(Records from a data source)
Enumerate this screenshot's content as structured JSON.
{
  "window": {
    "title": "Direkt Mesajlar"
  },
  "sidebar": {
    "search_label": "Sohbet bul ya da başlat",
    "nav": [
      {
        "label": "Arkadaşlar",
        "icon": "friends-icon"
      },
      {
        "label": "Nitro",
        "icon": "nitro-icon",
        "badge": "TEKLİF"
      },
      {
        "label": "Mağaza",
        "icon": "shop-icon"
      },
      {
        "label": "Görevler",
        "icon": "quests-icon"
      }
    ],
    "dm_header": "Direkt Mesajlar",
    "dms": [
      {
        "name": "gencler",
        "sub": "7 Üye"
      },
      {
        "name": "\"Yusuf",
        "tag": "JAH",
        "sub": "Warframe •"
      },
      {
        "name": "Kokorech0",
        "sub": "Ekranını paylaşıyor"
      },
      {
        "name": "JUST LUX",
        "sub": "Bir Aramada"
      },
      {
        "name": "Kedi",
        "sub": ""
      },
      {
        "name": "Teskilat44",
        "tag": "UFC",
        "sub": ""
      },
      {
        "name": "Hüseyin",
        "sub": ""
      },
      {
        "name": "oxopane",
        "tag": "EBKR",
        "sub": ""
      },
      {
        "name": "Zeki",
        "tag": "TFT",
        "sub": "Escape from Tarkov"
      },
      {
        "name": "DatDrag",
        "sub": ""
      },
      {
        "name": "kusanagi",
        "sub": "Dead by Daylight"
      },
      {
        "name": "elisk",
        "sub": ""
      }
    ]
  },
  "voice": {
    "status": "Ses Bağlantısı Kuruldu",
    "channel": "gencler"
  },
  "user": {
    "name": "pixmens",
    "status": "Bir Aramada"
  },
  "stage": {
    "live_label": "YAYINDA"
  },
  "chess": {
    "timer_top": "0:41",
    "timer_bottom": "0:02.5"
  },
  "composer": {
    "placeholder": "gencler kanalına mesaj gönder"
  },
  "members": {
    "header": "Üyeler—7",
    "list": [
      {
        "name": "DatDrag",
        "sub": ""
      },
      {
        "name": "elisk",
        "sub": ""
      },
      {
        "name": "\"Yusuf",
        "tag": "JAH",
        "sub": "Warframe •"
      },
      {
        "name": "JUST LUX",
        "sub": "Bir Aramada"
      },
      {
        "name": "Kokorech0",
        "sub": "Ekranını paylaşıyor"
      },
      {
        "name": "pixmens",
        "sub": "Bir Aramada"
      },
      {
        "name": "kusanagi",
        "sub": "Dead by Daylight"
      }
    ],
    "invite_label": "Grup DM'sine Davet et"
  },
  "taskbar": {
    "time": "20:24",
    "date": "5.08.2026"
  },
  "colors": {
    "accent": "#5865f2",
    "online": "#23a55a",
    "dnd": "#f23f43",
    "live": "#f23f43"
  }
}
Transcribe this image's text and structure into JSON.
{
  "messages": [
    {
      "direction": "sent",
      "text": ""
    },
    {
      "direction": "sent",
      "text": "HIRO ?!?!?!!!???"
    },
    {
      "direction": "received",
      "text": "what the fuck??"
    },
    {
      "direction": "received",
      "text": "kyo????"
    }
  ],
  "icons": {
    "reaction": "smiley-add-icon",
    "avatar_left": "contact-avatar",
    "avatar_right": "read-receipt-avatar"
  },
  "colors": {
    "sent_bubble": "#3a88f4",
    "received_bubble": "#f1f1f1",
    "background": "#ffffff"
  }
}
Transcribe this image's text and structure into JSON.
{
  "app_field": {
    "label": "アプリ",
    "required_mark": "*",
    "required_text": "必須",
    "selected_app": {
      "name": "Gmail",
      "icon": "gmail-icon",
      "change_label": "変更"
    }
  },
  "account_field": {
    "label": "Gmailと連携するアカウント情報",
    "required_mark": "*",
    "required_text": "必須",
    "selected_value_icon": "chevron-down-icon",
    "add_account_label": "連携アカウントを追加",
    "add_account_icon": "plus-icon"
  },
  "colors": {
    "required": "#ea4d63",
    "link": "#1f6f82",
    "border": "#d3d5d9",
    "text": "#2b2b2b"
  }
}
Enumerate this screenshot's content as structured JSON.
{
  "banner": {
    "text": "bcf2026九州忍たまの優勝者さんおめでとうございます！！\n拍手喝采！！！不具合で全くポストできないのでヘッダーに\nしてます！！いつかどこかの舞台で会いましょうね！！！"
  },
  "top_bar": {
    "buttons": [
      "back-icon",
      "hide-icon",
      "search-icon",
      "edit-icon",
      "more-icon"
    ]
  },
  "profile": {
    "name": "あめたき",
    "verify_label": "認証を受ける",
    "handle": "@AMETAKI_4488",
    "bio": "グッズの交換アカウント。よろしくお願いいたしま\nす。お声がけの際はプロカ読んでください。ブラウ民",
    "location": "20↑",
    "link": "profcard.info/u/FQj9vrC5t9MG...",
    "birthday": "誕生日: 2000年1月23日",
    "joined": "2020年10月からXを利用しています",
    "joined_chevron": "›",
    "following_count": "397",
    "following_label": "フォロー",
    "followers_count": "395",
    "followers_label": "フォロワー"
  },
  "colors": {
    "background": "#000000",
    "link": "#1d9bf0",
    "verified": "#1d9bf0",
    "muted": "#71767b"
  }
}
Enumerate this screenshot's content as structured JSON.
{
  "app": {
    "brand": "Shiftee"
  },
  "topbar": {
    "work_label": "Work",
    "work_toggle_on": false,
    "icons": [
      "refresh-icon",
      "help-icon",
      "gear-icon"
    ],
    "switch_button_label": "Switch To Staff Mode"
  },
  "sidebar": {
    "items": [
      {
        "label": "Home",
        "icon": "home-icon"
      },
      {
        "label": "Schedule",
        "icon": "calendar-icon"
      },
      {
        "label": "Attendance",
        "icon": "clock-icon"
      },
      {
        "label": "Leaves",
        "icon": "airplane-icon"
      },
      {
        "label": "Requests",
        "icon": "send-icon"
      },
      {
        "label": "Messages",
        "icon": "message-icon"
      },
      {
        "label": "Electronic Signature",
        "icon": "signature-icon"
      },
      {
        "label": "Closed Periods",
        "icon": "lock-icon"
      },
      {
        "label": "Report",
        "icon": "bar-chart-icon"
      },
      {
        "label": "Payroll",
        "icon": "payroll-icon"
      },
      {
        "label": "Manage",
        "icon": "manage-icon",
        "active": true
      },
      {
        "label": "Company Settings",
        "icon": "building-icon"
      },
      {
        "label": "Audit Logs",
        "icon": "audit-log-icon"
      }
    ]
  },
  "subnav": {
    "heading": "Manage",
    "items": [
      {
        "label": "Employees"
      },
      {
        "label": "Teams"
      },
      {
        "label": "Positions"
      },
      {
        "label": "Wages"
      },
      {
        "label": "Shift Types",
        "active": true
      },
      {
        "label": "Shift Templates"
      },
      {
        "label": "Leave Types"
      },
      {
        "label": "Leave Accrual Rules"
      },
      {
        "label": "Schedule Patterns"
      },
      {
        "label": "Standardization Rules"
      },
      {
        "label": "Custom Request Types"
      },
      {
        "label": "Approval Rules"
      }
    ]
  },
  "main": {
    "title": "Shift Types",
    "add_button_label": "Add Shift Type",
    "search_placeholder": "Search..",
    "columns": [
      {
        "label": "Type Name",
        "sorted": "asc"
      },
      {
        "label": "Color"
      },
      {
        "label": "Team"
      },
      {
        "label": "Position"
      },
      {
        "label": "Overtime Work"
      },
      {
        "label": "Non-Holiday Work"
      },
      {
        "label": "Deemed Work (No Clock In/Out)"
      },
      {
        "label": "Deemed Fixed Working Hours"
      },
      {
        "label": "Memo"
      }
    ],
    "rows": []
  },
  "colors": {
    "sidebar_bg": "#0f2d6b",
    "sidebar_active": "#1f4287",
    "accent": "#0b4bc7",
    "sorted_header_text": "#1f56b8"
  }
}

Instruction: Repeat each of the entries above precisely as given.

Problem solution:
Enumerate this screenshot's content as structured JSON.
{
  "window": {
    "title": "Direkt Mesajlar"
  },
  "sidebar": {
    "search_label": "Sohbet bul ya da başlat",
    "nav": [
      {
        "label": "Arkadaşlar",
        "icon": "friends-icon"
      },
      {
        "label": "Nitro",
        "icon": "nitro-icon",
        "badge": "TEKLİF"
      },
      {
        "label": "Mağaza",
        "icon": "shop-icon"
      },
      {
        "label": "Görevler",
        "icon": "quests-icon"
      }
    ],
    "dm_header": "Direkt Mesajlar",
    "dms": [
      {
        "name": "gencler",
        "sub": "7 Üye"
      },
      {
        "name": "\"Yusuf",
        "tag": "JAH",
        "sub": "Warframe •"
      },
      {
        "name": "Kokorech0",
        "sub": "Ekranını paylaşıyor"
      },
      {
        "name": "JUST LUX",
        "sub": "Bir Aramada"
      },
      {
        "name": "Kedi",
        "sub": ""
      },
      {
        "name": "Teskilat44",
        "tag": "UFC",
        "sub": ""
      },
      {
        "name": "Hüseyin",
        "sub": ""
      },
      {
        "name": "oxopane",
        "tag": "EBKR",
        "sub": ""
      },
      {
        "name": "Zeki",
        "tag": "TFT",
        "sub": "Escape from Tarkov"
      },
      {
        "name": "DatDrag",
        "sub": ""
      },
      {
        "name": "kusanagi",
        "sub": "Dead by Daylight"
      },
      {
        "name": "elisk",
        "sub": ""
      }
    ]
  },
  "voice": {
    "status": "Ses Bağlantısı Kuruldu",
    "channel": "gencler"
  },
  "user": {
    "name": "pixmens",
    "status": "Bir Aramada"
  },
  "stage": {
    "live_label": "YAYINDA"
  },
  "chess": {
    "timer_top": "0:41",
    "timer_bottom": "0:02.5"
  },
  "composer": {
    "placeholder": "gencler kanalına mesaj gönder"
  },
  "members": {
    "header": "Üyeler—7",
    "list": [
      {
        "name": "DatDrag",
        "sub": ""
      },
      {
        "name": "elisk",
        "sub": ""
      },
      {
        "name": "\"Yusuf",
        "tag": "JAH",
        "sub": "Warframe •"
      },
      {
        "name": "JUST LUX",
        "sub": "Bir Aramada"
      },
      {
        "name": "Kokorech0",
        "sub": "Ekranını paylaşıyor"
      },
      {
        "name": "pixmens",
        "sub": "Bir Aramada"
      },
      {
        "name": "kusanagi",
        "sub": "Dead by Daylight"
      }
    ],
    "invite_label": "Grup DM'sine Davet et"
  },
  "taskbar": {
    "time": "20:24",
    "date": "5.08.2026"
  },
  "colors": {
    "accent": "#5865f2",
    "online": "#23a55a",
    "dnd": "#f23f43",
    "live": "#f23f43"
  }
}
Transcribe this image's text and structure into JSON.
{
  "messages": [
    {
      "direction": "sent",
      "text": ""
    },
    {
      "direction": "sent",
      "text": "HIRO ?!?!?!!!???"
    },
    {
      "direction": "received",
      "text": "what the fuck??"
    },
    {
      "direction": "received",
      "text": "kyo????"
    }
  ],
  "icons": {
    "reaction": "smiley-add-icon",
    "avatar_left": "contact-avatar",
    "avatar_right": "read-receipt-avatar"
  },
  "colors": {
    "sent_bubble": "#3a88f4",
    "received_bubble": "#f1f1f1",
    "background": "#ffffff"
  }
}
Transcribe this image's text and structure into JSON.
{
  "app_field": {
    "label": "アプリ",
    "required_mark": "*",
    "required_text": "必須",
    "selected_app": {
      "name": "Gmail",
      "icon": "gmail-icon",
      "change_label": "変更"
    }
  },
  "account_field": {
    "label": "Gmailと連携するアカウント情報",
    "required_mark": "*",
    "required_text": "必須",
    "selected_value_icon": "chevron-down-icon",
    "add_account_label": "連携アカウントを追加",
    "add_account_icon": "plus-icon"
  },
  "colors": {
    "required": "#ea4d63",
    "link": "#1f6f82",
    "border": "#d3d5d9",
    "text": "#2b2b2b"
  }
}
Enumerate this screenshot's content as structured JSON.
{
  "banner": {
    "text": "bcf2026九州忍たまの優勝者さんおめでとうございます！！\n拍手喝采！！！不具合で全くポストできないのでヘッダーに\nしてます！！いつかどこかの舞台で会いましょうね！！！"
  },
  "top_bar": {
    "buttons": [
      "back-icon",
      "hide-icon",
      "search-icon",
      "edit-icon",
      "more-icon"
    ]
  },
  "profile": {
    "name": "あめたき",
    "verify_label": "認証を受ける",
    "handle": "@AMETAKI_4488",
    "bio": "グッズの交換アカウント。よろしくお願いいたしま\nす。お声がけの際はプロカ読んでください。ブラウ民",
    "location": "20↑",
    "link": "profcard.info/u/FQj9vrC5t9MG...",
    "birthday": "誕生日: 2000年1月23日",
    "joined": "2020年10月からXを利用しています",
    "joined_chevron": "›",
    "following_count": "397",
    "following_label": "フォロー",
    "followers_count": "395",
    "followers_label": "フォロワー"
  },
  "colors": {
    "background": "#000000",
    "link": "#1d9bf0",
    "verified": "#1d9bf0",
    "muted": "#71767b"
  }
}
Enumerate this screenshot's content as structured JSON.
{
  "app": {
    "brand": "Shiftee"
  },
  "topbar": {
    "work_label": "Work",
    "work_toggle_on": false,
    "icons": [
      "refresh-icon",
      "help-icon",
      "gear-icon"
    ],
    "switch_button_label": "Switch To Staff Mode"
  },
  "sidebar": {
    "items": [
      {
        "label": "Home",
        "icon": "home-icon"
      },
      {
        "label": "Schedule",
        "icon": "calendar-icon"
      },
      {
        "label": "Attendance",
        "icon": "clock-icon"
      },
      {
        "label": "Leaves",
        "icon": "airplane-icon"
      },
      {
        "label": "Requests",
        "icon": "send-icon"
      },
      {
        "label": "Messages",
        "icon": "message-icon"
      },
      {
        "label": "Electronic Signature",
        "icon": "signature-icon"
      },
      {
        "label": "Closed Periods",
        "icon": "lock-icon"
      },
      {
        "label": "Report",
        "icon": "bar-chart-icon"
      },
      {
        "label": "Payroll",
        "icon": "payroll-icon"
      },
      {
        "label": "Manage",
        "icon": "manage-icon",
        "active": true
      },
      {
        "label": "Company Settings",
        "icon": "building-icon"
      },
      {
        "label": "Audit Logs",
        "icon": "audit-log-icon"
      }
    ]
  },
  "subnav": {
    "heading": "Manage",
    "items": [
      {
        "label": "Employees"
      },
      {
        "label": "Teams"
      },
      {
        "label": "Positions"
      },
      {
        "label": "Wages"
      },
      {
        "label": "Shift Types",
        "active": true
      },
      {
        "label": "Shift Templates"
      },
      {
        "label": "Leave Types"
      },
      {
        "label": "Leave Accrual Rules"
      },
      {
        "label": "Schedule Patterns"
      },
      {
        "label": "Standardization Rules"
      },
      {
        "label": "Custom Request Types"
      },
      {
        "label": "Approval Rules"
      }
    ]
  },
  "main": {
    "title": "Shift Types",
    "add_button_label": "Add Shift Type",
    "search_placeholder": "Search..",
    "columns": [
      {
        "label": "Type Name",
        "sorted": "asc"
      },
      {
        "label": "Color"
      },
      {
        "label": "Team"
      },
      {
        "label": "Position"
      },
      {
        "label": "Overtime Work"
      },
      {
        "label": "Non-Holiday Work"
      },
      {
        "label": "Deemed Work (No Clock In/Out)"
      },
      {
        "label": "Deemed Fixed Working Hours"
      },
      {
        "label": "Memo"
      }
    ],
    "rows": []
  },
  "colors": {
    "sidebar_bg": "#0f2d6b",
    "sidebar_active": "#1f4287",
    "accent": "#0b4bc7",
    "sorted_header_text": "#1f56b8"
  }
}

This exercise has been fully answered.